Aim
In the entries that follow, find the word "pico" and report each line it is on.

## START

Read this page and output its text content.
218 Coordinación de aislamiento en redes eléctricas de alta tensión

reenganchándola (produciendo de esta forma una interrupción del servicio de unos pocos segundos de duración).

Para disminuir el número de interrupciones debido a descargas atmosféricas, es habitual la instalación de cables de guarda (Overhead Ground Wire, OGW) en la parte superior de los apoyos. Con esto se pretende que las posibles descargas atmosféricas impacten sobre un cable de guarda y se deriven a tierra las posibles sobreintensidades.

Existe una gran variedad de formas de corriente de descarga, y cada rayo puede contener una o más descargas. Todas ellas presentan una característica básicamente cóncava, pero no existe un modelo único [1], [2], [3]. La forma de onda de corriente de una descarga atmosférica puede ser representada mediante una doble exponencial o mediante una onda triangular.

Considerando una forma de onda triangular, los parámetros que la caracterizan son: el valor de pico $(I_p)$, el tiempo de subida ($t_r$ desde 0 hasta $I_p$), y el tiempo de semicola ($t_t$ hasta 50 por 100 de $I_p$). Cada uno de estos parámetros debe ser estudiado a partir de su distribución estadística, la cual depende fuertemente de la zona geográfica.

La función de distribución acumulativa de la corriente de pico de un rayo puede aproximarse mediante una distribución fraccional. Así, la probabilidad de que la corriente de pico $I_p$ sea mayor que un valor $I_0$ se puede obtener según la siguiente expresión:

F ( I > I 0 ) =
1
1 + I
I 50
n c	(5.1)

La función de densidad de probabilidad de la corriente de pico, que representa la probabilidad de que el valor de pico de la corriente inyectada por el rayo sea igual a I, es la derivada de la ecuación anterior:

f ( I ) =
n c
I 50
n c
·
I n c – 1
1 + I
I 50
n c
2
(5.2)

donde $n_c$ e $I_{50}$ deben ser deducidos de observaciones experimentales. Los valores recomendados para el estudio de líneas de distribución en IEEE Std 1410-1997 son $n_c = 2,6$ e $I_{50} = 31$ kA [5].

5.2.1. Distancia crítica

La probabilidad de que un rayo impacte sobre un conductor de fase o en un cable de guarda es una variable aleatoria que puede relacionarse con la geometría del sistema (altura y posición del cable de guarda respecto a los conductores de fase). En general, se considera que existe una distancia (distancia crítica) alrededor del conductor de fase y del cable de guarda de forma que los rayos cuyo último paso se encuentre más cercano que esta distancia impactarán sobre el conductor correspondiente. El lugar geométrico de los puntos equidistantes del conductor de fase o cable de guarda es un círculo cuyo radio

## END

Output for this exercise
Considerando una forma de onda triangular, los parámetros que la caracterizan son: el valor de pico $(I_p)$, el tiempo de subida ($t_r$ desde 0 hasta $I_p$), y el tiempo de semicola ($t_t$ hasta 50 por 100 de $I_p$). Cada uno de estos parámetros debe ser estudiado a partir de su distribución estadística, la cual depende fuertemente de la zona geográfica.
La función de distribución acumulativa de la corriente de pico de un rayo puede aproximarse mediante una distribución fraccional. Así, la probabilidad de que la corriente de pico $I_p$ sea mayor que un valor $I_0$ se puede obtener según la siguiente expresión:
La función de densidad de probabilidad de la corriente de pico, que representa la probabilidad de que el valor de pico de la corriente inyectada por el rayo sea igual a I, es la derivada de la ecuación anterior:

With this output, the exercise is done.